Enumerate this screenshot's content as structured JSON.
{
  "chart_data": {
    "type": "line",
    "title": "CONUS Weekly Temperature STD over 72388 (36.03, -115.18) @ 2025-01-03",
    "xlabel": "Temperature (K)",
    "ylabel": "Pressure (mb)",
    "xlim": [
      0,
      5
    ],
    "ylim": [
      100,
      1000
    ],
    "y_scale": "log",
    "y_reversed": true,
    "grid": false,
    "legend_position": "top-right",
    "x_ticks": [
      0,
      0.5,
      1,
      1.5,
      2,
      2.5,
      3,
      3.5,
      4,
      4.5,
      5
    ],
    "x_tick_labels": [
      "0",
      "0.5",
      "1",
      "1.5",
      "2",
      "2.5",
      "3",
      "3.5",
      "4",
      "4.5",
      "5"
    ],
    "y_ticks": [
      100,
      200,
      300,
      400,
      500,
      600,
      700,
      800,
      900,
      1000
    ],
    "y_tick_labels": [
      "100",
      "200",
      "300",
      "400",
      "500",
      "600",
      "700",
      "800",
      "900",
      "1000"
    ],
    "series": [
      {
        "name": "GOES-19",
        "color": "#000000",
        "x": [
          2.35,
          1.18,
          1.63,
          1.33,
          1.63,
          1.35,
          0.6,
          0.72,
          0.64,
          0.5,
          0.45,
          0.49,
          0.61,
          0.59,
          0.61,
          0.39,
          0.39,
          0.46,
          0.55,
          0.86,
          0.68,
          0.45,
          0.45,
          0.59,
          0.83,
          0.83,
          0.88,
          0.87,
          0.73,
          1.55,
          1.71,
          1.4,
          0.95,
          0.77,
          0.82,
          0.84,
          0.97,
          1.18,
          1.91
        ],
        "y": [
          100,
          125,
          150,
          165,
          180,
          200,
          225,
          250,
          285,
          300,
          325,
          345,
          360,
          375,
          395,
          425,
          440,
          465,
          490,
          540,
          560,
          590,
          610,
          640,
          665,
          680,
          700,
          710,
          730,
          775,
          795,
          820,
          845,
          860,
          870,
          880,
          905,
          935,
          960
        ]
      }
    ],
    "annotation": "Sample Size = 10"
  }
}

———

**Exercise brief**
Of the lines in this material, state how many hold the string "Temperature". Write no other words.

**Task result**
2